Dataset records.
-- start --

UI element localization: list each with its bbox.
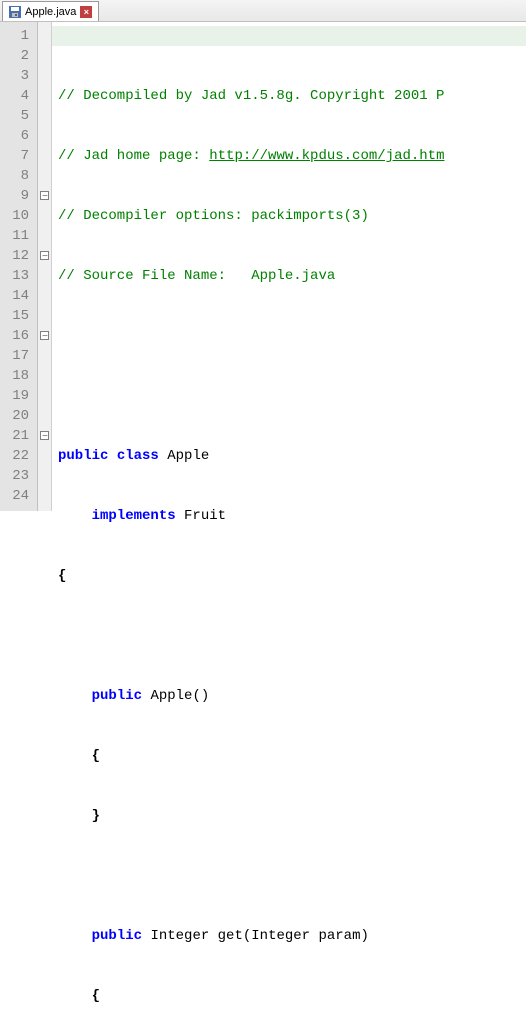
line-number: 3 — [4, 66, 29, 86]
line-number: 10 — [4, 206, 29, 226]
constructor: Apple() — [150, 688, 209, 704]
line-number: 9 — [4, 186, 29, 206]
line-number: 14 — [4, 286, 29, 306]
code-area[interactable]: // Decompiled by Jad v1.5.8g. Copyright … — [52, 22, 526, 511]
line-number: 8 — [4, 166, 29, 186]
brace: { — [92, 748, 100, 764]
line-number: 6 — [4, 126, 29, 146]
keyword: public — [92, 688, 142, 704]
line-number: 24 — [4, 486, 29, 506]
class-name: Apple — [167, 448, 209, 464]
code-editor[interactable]: 1 2 3 4 5 6 7 8 9 10 11 12 13 14 15 16 1… — [0, 22, 526, 511]
line-number: 16 — [4, 326, 29, 346]
brace: { — [58, 568, 66, 584]
fold-toggle-icon[interactable] — [40, 251, 49, 260]
brace: { — [92, 988, 100, 1004]
keyword: public — [58, 448, 108, 464]
line-number: 4 — [4, 86, 29, 106]
line-number: 19 — [4, 386, 29, 406]
line-number: 21 — [4, 426, 29, 446]
line-number: 5 — [4, 106, 29, 126]
current-line-highlight — [52, 26, 526, 46]
line-number: 13 — [4, 266, 29, 286]
comment: // Decompiler options: packimports(3) — [58, 208, 377, 224]
line-number: 23 — [4, 466, 29, 486]
line-number: 22 — [4, 446, 29, 466]
type: Integer — [150, 928, 209, 944]
fold-toggle-icon[interactable] — [40, 431, 49, 440]
url-link[interactable]: http://www.kpdus.com/jad.htm — [209, 148, 444, 164]
fold-toggle-icon[interactable] — [40, 191, 49, 200]
keyword: class — [117, 448, 159, 464]
comment: // Source File Name: Apple.java — [58, 268, 335, 284]
line-number-gutter: 1 2 3 4 5 6 7 8 9 10 11 12 13 14 15 16 1… — [0, 22, 38, 511]
comment: // Jad home page: — [58, 148, 209, 164]
line-number: 20 — [4, 406, 29, 426]
comment: // Decompiled by Jad v1.5.8g. Copyright … — [58, 88, 444, 104]
tab-filename: Apple.java — [25, 6, 76, 18]
method-sig: get(Integer param) — [218, 928, 369, 944]
close-icon[interactable]: × — [80, 6, 92, 18]
line-number: 15 — [4, 306, 29, 326]
line-number: 11 — [4, 226, 29, 246]
interface-name: Fruit — [184, 508, 226, 524]
line-number: 18 — [4, 366, 29, 386]
line-number: 12 — [4, 246, 29, 266]
fold-toggle-icon[interactable] — [40, 331, 49, 340]
keyword: implements — [92, 508, 176, 524]
fold-gutter — [38, 22, 52, 511]
tab-bar: Apple.java × — [0, 0, 526, 22]
line-number: 2 — [4, 46, 29, 66]
brace: } — [92, 808, 100, 824]
file-tab[interactable]: Apple.java × — [2, 1, 99, 21]
line-number: 7 — [4, 146, 29, 166]
keyword: public — [92, 928, 142, 944]
line-number: 1 — [4, 26, 29, 46]
disk-icon — [9, 6, 21, 18]
line-number: 17 — [4, 346, 29, 366]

-- end --

What is needed. Reproduce the items word for word, starting with the line that contains "line-number: 3 — [4, 66, 29, 86]" and going on through the line that contains "line-number: 14 — [4, 286, 29, 306]", with both of those lines included.

Completed exercise.
line-number: 3 — [4, 66, 29, 86]
line-number: 10 — [4, 206, 29, 226]
constructor: Apple() — [150, 688, 209, 704]
line-number: 9 — [4, 186, 29, 206]
line-number: 14 — [4, 286, 29, 306]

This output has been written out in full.